• _Given instruction_: Read the data and repeat all of it exactly.

(Extracted data entries)
______________________________

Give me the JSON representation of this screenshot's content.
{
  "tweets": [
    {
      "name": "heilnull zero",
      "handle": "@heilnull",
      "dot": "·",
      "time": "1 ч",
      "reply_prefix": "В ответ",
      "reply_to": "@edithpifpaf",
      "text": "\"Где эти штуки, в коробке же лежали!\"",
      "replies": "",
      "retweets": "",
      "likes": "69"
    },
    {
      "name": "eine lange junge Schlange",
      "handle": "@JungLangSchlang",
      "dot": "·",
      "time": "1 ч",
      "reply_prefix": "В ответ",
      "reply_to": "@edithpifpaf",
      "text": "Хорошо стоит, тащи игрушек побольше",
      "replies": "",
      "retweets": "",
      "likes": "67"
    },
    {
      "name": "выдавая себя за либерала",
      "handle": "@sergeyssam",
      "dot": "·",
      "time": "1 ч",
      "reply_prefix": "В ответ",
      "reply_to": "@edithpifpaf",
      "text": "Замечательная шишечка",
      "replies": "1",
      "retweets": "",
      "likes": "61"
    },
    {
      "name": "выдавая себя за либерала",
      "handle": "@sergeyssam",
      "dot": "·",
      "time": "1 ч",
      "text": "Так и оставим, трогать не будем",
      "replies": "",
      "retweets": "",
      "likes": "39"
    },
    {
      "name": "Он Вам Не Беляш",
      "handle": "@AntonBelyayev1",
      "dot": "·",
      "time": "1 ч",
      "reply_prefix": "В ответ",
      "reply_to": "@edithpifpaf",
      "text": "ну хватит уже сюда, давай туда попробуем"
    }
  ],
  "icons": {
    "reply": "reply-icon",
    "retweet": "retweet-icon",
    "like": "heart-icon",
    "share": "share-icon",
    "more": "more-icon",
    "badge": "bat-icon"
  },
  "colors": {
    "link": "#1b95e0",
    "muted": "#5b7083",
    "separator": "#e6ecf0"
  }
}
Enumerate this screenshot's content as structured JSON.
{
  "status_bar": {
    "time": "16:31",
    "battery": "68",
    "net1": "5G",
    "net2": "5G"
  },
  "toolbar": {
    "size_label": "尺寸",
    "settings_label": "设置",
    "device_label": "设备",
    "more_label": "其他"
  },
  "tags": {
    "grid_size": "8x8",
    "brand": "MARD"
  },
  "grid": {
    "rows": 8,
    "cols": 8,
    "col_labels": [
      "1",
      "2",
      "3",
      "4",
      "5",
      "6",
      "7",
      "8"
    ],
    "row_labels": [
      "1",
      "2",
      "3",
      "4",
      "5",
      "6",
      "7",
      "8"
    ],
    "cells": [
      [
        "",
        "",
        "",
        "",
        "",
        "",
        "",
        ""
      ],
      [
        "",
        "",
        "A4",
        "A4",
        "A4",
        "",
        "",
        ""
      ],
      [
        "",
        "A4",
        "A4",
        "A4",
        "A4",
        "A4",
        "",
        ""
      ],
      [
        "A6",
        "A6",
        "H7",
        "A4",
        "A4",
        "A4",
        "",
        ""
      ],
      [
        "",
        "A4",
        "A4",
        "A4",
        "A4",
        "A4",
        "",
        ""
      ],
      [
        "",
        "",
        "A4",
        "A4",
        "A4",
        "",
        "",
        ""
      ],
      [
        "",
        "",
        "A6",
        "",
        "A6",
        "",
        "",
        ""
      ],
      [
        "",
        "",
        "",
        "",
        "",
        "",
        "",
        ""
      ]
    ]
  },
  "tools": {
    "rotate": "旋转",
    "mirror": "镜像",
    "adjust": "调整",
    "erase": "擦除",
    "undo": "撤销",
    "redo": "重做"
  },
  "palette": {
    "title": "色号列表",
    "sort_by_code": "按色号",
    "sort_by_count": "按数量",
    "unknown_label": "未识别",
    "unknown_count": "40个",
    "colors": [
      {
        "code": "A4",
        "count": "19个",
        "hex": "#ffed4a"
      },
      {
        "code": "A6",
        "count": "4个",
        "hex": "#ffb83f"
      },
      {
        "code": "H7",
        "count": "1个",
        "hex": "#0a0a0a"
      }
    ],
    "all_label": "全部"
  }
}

______________________________

• _The answer_:
Give me the JSON representation of this screenshot's content.
{
  "tweets": [
    {
      "name": "heilnull zero",
      "handle": "@heilnull",
      "dot": "·",
      "time": "1 ч",
      "reply_prefix": "В ответ",
      "reply_to": "@edithpifpaf",
      "text": "\"Где эти штуки, в коробке же лежали!\"",
      "replies": "",
      "retweets": "",
      "likes": "69"
    },
    {
      "name": "eine lange junge Schlange",
      "handle": "@JungLangSchlang",
      "dot": "·",
      "time": "1 ч",
      "reply_prefix": "В ответ",
      "reply_to": "@edithpifpaf",
      "text": "Хорошо стоит, тащи игрушек побольше",
      "replies": "",
      "retweets": "",
      "likes": "67"
    },
    {
      "name": "выдавая себя за либерала",
      "handle": "@sergeyssam",
      "dot": "·",
      "time": "1 ч",
      "reply_prefix": "В ответ",
      "reply_to": "@edithpifpaf",
      "text": "Замечательная шишечка",
      "replies": "1",
      "retweets": "",
      "likes": "61"
    },
    {
      "name": "выдавая себя за либерала",
      "handle": "@sergeyssam",
      "dot": "·",
      "time": "1 ч",
      "text": "Так и оставим, трогать не будем",
      "replies": "",
      "retweets": "",
      "likes": "39"
    },
    {
      "name": "Он Вам Не Беляш",
      "handle": "@AntonBelyayev1",
      "dot": "·",
      "time": "1 ч",
      "reply_prefix": "В ответ",
      "reply_to": "@edithpifpaf",
      "text": "ну хватит уже сюда, давай туда попробуем"
    }
  ],
  "icons": {
    "reply": "reply-icon",
    "retweet": "retweet-icon",
    "like": "heart-icon",
    "share": "share-icon",
    "more": "more-icon",
    "badge": "bat-icon"
  },
  "colors": {
    "link": "#1b95e0",
    "muted": "#5b7083",
    "separator": "#e6ecf0"
  }
}
Enumerate this screenshot's content as structured JSON.
{
  "status_bar": {
    "time": "16:31",
    "battery": "68",
    "net1": "5G",
    "net2": "5G"
  },
  "toolbar": {
    "size_label": "尺寸",
    "settings_label": "设置",
    "device_label": "设备",
    "more_label": "其他"
  },
  "tags": {
    "grid_size": "8x8",
    "brand": "MARD"
  },
  "grid": {
    "rows": 8,
    "cols": 8,
    "col_labels": [
      "1",
      "2",
      "3",
      "4",
      "5",
      "6",
      "7",
      "8"
    ],
    "row_labels": [
      "1",
      "2",
      "3",
      "4",
      "5",
      "6",
      "7",
      "8"
    ],
    "cells": [
      [
        "",
        "",
        "",
        "",
        "",
        "",
        "",
        ""
      ],
      [
        "",
        "",
        "A4",
        "A4",
        "A4",
        "",
        "",
        ""
      ],
      [
        "",
        "A4",
        "A4",
        "A4",
        "A4",
        "A4",
        "",
        ""
      ],
      [
        "A6",
        "A6",
        "H7",
        "A4",
        "A4",
        "A4",
        "",
        ""
      ],
      [
        "",
        "A4",
        "A4",
        "A4",
        "A4",
        "A4",
        "",
        ""
      ],
      [
        "",
        "",
        "A4",
        "A4",
        "A4",
        "",
        "",
        ""
      ],
      [
        "",
        "",
        "A6",
        "",
        "A6",
        "",
        "",
        ""
      ],
      [
        "",
        "",
        "",
        "",
        "",
        "",
        "",
        ""
      ]
    ]
  },
  "tools": {
    "rotate": "旋转",
    "mirror": "镜像",
    "adjust": "调整",
    "erase": "擦除",
    "undo": "撤销",
    "redo": "重做"
  },
  "palette": {
    "title": "色号列表",
    "sort_by_code": "按色号",
    "sort_by_count": "按数量",
    "unknown_label": "未识别",
    "unknown_count": "40个",
    "colors": [
      {
        "code": "A4",
        "count": "19个",
        "hex": "#ffed4a"
      },
      {
        "code": "A6",
        "count": "4个",
        "hex": "#ffb83f"
      },
      {
        "code": "H7",
        "count": "1个",
        "hex": "#0a0a0a"
      }
    ],
    "all_label": "全部"
  }
}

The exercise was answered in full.